=== Section Start ===

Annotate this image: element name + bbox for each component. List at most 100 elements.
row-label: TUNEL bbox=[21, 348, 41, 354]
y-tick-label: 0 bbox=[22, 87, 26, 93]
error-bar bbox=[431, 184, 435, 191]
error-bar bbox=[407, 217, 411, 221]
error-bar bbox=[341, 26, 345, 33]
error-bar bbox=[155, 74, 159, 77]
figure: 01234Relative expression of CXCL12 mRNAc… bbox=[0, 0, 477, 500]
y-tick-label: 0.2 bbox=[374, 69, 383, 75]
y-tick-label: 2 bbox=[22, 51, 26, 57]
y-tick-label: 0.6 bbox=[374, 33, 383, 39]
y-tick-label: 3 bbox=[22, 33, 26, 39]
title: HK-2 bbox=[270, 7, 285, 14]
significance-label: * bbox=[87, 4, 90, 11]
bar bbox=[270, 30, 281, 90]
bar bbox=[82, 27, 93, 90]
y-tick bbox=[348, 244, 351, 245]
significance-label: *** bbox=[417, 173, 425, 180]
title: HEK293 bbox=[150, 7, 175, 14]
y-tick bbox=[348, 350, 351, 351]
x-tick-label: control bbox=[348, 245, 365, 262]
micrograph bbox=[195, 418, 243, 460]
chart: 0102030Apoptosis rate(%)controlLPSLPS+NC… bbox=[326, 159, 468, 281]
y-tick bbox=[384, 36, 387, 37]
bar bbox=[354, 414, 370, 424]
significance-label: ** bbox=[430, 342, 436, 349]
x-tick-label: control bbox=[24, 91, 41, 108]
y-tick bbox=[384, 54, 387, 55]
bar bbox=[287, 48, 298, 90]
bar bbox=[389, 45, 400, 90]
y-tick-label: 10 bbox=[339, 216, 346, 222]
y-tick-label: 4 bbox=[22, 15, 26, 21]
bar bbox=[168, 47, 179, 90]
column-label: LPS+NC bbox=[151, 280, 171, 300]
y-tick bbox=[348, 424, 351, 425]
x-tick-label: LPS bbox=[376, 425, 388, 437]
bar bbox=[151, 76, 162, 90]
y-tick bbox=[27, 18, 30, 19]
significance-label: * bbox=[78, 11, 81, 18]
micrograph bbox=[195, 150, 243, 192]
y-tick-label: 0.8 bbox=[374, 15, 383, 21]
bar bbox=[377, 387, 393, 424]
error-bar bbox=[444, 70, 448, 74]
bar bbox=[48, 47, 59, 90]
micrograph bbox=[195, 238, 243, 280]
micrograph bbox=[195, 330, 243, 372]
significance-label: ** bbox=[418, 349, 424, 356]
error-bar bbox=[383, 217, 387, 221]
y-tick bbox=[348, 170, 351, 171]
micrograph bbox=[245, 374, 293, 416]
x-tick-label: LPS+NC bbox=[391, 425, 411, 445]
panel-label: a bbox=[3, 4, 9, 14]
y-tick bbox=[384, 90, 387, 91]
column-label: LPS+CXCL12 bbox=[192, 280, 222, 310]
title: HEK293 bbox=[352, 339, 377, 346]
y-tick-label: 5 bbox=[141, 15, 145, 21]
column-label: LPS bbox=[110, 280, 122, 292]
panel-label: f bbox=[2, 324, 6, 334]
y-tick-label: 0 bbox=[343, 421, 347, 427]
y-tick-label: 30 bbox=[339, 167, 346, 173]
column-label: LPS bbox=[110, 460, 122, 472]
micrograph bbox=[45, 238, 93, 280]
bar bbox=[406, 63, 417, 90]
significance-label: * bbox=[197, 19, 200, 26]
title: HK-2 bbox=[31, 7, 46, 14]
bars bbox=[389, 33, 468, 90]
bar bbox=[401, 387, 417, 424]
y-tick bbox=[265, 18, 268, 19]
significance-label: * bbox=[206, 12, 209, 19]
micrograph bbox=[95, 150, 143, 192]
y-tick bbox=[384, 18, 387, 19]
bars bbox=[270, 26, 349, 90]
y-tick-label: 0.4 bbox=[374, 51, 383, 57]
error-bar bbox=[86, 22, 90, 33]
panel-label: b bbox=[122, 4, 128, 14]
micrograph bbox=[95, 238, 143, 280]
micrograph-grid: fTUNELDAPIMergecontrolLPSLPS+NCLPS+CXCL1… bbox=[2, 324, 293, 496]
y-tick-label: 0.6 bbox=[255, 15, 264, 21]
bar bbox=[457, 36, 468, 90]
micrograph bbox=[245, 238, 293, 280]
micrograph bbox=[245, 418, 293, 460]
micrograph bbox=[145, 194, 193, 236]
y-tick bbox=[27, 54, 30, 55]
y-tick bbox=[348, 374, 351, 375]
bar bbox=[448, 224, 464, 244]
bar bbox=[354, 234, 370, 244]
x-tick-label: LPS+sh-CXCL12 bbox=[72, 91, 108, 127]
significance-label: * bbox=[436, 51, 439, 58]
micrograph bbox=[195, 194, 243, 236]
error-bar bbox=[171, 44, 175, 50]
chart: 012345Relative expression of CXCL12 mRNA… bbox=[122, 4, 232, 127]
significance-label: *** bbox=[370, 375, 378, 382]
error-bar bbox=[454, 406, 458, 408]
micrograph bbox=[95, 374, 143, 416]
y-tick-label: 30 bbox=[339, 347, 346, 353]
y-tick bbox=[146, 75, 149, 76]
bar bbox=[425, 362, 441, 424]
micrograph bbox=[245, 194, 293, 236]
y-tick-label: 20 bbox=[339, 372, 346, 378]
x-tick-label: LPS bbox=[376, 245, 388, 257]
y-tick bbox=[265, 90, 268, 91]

=== Section End ===

What you should do
Copy out every entry exactly.

Result
Annotate this image: element name + bbox for each component. List at most 100 elements.
row-label: TUNEL bbox=[21, 348, 41, 354]
y-tick-label: 0 bbox=[22, 87, 26, 93]
error-bar bbox=[431, 184, 435, 191]
error-bar bbox=[407, 217, 411, 221]
error-bar bbox=[341, 26, 345, 33]
error-bar bbox=[155, 74, 159, 77]
figure: 01234Relative expression of CXCL12 mRNAc… bbox=[0, 0, 477, 500]
y-tick-label: 0.2 bbox=[374, 69, 383, 75]
y-tick-label: 2 bbox=[22, 51, 26, 57]
y-tick-label: 0.6 bbox=[374, 33, 383, 39]
y-tick-label: 3 bbox=[22, 33, 26, 39]
title: HK-2 bbox=[270, 7, 285, 14]
significance-label: * bbox=[87, 4, 90, 11]
bar bbox=[270, 30, 281, 90]
bar bbox=[82, 27, 93, 90]
y-tick bbox=[348, 244, 351, 245]
significance-label: *** bbox=[417, 173, 425, 180]
title: HEK293 bbox=[150, 7, 175, 14]
y-tick bbox=[348, 350, 351, 351]
x-tick-label: control bbox=[348, 245, 365, 262]
micrograph bbox=[195, 418, 243, 460]
chart: 0102030Apoptosis rate(%)controlLPSLPS+NC… bbox=[326, 159, 468, 281]
y-tick bbox=[384, 36, 387, 37]
bar bbox=[354, 414, 370, 424]
significance-label: ** bbox=[430, 342, 436, 349]
x-tick-label: control bbox=[24, 91, 41, 108]
y-tick bbox=[384, 54, 387, 55]
bar bbox=[287, 48, 298, 90]
bar bbox=[389, 45, 400, 90]
y-tick-label: 10 bbox=[339, 216, 346, 222]
y-tick-label: 4 bbox=[22, 15, 26, 21]
bar bbox=[168, 47, 179, 90]
column-label: LPS+NC bbox=[151, 280, 171, 300]
y-tick bbox=[348, 424, 351, 425]
x-tick-label: LPS bbox=[376, 425, 388, 437]
bar bbox=[151, 76, 162, 90]
y-tick bbox=[27, 18, 30, 19]
significance-label: * bbox=[78, 11, 81, 18]
micrograph bbox=[195, 150, 243, 192]
y-tick-label: 0.8 bbox=[374, 15, 383, 21]
bar bbox=[377, 387, 393, 424]
error-bar bbox=[444, 70, 448, 74]
bar bbox=[48, 47, 59, 90]
micrograph bbox=[195, 238, 243, 280]
micrograph bbox=[195, 330, 243, 372]
significance-label: ** bbox=[418, 349, 424, 356]
error-bar bbox=[383, 217, 387, 221]
y-tick bbox=[348, 170, 351, 171]
micrograph bbox=[245, 374, 293, 416]
x-tick-label: LPS+NC bbox=[391, 425, 411, 445]
panel-label: a bbox=[3, 4, 9, 14]
y-tick bbox=[384, 90, 387, 91]
column-label: LPS+CXCL12 bbox=[192, 280, 222, 310]
title: HEK293 bbox=[352, 339, 377, 346]
y-tick-label: 5 bbox=[141, 15, 145, 21]
column-label: LPS bbox=[110, 280, 122, 292]
panel-label: f bbox=[2, 324, 6, 334]
y-tick-label: 0 bbox=[343, 421, 347, 427]
y-tick-label: 30 bbox=[339, 167, 346, 173]
column-label: LPS bbox=[110, 460, 122, 472]
micrograph bbox=[45, 238, 93, 280]
bar bbox=[406, 63, 417, 90]
significance-label: * bbox=[197, 19, 200, 26]
title: HK-2 bbox=[31, 7, 46, 14]
bars bbox=[389, 33, 468, 90]
bar bbox=[401, 387, 417, 424]
y-tick bbox=[265, 18, 268, 19]
significance-label: * bbox=[206, 12, 209, 19]
micrograph bbox=[95, 150, 143, 192]
y-tick bbox=[384, 18, 387, 19]
bars bbox=[270, 26, 349, 90]
y-tick-label: 0.4 bbox=[374, 51, 383, 57]
error-bar bbox=[86, 22, 90, 33]
panel-label: b bbox=[122, 4, 128, 14]
micrograph bbox=[95, 238, 143, 280]
micrograph-grid: fTUNELDAPIMergecontrolLPSLPS+NCLPS+CXCL1… bbox=[2, 324, 293, 496]
y-tick-label: 0.6 bbox=[255, 15, 264, 21]
bar bbox=[457, 36, 468, 90]
micrograph bbox=[245, 238, 293, 280]
micrograph bbox=[245, 418, 293, 460]
micrograph bbox=[145, 194, 193, 236]
y-tick bbox=[27, 54, 30, 55]
y-tick bbox=[348, 374, 351, 375]
bar bbox=[448, 224, 464, 244]
bar bbox=[354, 234, 370, 244]
x-tick-label: LPS+sh-CXCL12 bbox=[72, 91, 108, 127]
significance-label: * bbox=[436, 51, 439, 58]
micrograph bbox=[195, 194, 243, 236]
error-bar bbox=[171, 44, 175, 50]
chart: 012345Relative expression of CXCL12 mRNA… bbox=[122, 4, 232, 127]
significance-label: *** bbox=[370, 375, 378, 382]
error-bar bbox=[454, 406, 458, 408]
micrograph bbox=[95, 374, 143, 416]
y-tick-label: 30 bbox=[339, 347, 346, 353]
y-tick bbox=[146, 75, 149, 76]
bar bbox=[425, 362, 441, 424]
micrograph bbox=[245, 194, 293, 236]
y-tick-label: 20 bbox=[339, 372, 346, 378]
x-tick-label: LPS bbox=[376, 245, 388, 257]
y-tick bbox=[265, 90, 268, 91]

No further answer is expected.